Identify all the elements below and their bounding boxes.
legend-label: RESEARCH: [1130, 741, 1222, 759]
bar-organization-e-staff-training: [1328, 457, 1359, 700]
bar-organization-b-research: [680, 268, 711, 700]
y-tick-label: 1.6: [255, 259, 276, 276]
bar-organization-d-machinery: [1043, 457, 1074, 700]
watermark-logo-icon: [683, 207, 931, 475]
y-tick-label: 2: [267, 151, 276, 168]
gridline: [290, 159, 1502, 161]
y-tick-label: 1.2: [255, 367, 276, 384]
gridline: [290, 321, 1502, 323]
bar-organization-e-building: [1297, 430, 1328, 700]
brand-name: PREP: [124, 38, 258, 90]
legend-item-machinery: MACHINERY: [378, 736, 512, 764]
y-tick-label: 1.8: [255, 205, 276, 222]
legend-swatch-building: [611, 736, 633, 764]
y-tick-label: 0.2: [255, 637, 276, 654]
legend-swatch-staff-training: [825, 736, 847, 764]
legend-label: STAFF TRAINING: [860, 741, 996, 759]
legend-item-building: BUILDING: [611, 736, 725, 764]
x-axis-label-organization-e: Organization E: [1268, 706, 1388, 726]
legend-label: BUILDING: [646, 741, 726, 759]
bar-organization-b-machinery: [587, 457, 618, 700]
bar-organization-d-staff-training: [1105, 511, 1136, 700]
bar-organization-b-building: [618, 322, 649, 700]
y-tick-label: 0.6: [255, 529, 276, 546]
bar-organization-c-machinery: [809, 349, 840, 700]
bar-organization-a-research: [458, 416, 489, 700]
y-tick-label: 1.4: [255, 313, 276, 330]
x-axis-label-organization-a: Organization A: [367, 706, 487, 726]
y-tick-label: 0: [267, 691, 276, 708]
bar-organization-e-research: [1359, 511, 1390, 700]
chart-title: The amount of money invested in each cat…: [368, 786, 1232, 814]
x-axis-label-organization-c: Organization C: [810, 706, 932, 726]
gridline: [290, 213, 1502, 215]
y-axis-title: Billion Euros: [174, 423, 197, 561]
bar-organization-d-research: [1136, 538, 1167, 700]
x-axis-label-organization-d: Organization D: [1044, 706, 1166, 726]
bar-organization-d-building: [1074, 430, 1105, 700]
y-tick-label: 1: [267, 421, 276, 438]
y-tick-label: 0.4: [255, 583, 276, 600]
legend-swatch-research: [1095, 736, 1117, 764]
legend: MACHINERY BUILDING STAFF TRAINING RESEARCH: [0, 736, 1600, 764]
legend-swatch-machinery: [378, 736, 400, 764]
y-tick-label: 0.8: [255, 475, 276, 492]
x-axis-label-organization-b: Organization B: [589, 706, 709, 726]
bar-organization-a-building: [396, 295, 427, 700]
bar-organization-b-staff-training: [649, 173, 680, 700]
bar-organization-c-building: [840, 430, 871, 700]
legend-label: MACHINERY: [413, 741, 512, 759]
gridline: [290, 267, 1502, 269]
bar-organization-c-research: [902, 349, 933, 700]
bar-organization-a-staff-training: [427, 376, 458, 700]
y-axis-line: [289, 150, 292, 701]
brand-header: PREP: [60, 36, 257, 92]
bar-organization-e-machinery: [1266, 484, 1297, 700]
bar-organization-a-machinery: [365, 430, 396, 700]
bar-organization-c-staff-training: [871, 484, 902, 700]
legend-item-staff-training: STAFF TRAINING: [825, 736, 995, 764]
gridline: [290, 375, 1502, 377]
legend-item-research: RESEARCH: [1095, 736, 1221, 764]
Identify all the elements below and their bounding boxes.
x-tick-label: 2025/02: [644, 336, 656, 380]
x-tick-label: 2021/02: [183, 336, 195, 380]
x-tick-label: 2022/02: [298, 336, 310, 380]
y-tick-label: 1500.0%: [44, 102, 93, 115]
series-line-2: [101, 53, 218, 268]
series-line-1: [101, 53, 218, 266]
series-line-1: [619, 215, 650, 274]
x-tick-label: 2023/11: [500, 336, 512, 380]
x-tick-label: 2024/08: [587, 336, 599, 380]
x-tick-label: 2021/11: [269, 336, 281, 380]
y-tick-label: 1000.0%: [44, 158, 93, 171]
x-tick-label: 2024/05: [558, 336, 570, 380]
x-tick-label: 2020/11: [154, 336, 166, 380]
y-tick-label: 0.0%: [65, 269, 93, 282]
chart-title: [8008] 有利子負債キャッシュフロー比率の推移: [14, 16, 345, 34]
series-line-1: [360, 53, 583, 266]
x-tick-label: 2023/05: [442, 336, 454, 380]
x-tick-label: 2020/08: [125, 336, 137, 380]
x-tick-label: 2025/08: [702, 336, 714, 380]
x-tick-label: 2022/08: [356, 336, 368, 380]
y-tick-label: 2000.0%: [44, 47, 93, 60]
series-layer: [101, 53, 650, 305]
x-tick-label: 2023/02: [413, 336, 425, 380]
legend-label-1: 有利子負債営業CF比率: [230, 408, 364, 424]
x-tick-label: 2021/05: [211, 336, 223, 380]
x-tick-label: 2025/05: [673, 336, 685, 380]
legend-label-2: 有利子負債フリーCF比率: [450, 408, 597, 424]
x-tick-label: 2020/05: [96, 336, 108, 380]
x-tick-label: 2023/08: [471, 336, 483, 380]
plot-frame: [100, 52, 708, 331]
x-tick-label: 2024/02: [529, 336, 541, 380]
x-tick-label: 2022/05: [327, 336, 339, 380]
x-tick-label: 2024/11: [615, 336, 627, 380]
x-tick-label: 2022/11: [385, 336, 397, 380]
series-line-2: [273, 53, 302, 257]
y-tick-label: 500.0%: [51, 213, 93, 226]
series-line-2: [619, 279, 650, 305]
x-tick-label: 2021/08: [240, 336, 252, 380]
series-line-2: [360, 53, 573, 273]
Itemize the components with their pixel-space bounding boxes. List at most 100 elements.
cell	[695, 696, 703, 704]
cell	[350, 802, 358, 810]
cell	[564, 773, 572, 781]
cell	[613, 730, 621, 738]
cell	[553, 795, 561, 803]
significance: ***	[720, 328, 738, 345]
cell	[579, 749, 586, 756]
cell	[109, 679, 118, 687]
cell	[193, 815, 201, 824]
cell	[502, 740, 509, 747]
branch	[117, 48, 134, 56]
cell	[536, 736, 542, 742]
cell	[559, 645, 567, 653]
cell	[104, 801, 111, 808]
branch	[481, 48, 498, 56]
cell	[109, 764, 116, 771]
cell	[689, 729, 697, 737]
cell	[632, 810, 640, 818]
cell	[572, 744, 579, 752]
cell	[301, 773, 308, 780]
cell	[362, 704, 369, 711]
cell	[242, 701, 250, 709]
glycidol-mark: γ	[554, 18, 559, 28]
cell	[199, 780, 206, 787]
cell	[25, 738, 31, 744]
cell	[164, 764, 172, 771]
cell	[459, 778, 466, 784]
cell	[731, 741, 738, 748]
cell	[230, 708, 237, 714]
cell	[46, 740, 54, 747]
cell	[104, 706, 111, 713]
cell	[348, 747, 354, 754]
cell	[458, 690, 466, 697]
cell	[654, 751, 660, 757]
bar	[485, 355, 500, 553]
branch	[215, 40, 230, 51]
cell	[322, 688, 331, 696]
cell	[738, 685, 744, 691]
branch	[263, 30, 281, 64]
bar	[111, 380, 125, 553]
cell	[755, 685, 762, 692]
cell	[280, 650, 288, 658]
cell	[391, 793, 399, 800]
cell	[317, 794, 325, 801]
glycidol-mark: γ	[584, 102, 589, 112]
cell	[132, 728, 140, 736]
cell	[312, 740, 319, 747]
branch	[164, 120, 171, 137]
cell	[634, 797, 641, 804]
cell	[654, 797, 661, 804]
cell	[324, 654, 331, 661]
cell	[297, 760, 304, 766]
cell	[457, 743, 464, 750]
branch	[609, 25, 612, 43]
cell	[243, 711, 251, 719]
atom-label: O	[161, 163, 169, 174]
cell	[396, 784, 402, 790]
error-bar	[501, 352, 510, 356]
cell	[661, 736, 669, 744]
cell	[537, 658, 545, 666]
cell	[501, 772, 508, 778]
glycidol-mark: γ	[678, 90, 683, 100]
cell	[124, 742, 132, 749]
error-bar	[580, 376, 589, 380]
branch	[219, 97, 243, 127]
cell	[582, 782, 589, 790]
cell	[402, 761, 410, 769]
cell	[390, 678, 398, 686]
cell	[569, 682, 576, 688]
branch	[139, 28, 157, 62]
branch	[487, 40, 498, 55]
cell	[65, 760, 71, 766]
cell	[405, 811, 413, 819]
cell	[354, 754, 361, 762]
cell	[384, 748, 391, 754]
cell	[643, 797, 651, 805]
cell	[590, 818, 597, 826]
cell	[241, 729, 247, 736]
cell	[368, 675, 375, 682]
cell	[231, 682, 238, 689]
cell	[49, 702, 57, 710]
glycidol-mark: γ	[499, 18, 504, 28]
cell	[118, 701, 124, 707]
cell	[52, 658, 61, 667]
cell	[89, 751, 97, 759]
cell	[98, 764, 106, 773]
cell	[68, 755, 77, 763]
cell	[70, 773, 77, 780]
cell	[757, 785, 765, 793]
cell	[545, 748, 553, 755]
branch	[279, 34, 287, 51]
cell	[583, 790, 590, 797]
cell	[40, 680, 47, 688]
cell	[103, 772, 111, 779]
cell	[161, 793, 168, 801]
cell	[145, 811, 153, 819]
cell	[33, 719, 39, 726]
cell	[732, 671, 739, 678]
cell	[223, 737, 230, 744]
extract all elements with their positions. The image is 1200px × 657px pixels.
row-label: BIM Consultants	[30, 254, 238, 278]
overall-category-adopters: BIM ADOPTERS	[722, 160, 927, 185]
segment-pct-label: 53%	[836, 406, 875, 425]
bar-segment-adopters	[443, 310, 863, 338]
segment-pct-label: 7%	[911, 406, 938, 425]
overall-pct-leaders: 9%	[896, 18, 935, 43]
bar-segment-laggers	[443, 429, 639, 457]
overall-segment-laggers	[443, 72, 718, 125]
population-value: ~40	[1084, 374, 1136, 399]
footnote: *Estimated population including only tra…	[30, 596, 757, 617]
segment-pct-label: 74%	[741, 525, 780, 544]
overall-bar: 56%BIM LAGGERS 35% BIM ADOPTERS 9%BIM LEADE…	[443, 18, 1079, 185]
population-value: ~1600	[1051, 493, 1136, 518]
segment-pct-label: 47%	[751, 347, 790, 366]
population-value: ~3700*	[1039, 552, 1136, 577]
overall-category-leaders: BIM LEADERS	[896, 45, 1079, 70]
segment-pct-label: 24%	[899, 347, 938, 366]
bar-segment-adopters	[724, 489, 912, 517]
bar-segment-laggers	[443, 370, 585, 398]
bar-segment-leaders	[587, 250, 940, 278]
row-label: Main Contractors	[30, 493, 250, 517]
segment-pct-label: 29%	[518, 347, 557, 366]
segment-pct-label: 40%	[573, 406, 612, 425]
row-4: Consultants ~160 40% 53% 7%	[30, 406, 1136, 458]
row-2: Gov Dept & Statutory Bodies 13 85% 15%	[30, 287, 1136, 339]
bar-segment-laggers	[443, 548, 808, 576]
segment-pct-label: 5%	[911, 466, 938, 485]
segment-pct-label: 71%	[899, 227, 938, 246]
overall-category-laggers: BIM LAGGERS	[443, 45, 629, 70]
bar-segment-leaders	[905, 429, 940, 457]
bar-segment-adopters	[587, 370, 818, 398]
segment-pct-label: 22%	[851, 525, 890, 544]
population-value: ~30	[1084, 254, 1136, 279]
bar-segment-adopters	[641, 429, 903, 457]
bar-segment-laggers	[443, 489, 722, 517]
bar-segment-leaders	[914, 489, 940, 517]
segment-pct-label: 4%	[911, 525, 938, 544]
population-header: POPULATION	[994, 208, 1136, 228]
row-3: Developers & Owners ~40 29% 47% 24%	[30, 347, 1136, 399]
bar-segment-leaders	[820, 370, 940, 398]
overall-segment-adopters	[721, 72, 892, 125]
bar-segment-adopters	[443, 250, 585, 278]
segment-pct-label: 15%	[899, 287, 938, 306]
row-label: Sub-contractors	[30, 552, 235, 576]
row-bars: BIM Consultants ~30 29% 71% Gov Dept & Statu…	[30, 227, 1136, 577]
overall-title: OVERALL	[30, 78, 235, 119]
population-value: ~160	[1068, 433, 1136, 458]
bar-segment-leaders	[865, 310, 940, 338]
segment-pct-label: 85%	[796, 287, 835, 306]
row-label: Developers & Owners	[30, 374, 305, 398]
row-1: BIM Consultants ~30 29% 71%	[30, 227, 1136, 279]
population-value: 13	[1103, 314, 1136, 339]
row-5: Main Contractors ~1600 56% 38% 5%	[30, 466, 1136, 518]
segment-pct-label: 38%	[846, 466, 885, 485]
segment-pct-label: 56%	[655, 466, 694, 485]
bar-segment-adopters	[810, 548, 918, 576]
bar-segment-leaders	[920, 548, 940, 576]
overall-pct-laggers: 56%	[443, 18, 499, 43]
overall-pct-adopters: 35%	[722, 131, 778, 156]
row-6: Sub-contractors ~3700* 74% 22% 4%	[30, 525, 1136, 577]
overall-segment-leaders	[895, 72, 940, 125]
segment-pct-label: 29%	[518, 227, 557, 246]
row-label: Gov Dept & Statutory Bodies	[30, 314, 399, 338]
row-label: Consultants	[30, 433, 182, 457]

▸ **Stated task**:
Extract each line of the records that contains the string "elements". Match case exactly.

▸ **The result**:
Identify all the elements below and their bounding boxes.
Identify all the elements below and their bounding boxes.
Itemize the components with their pixel-space bounding boxes. List at most 100 elements.
extract all elements with their positions. The image is 1200px × 657px pixels.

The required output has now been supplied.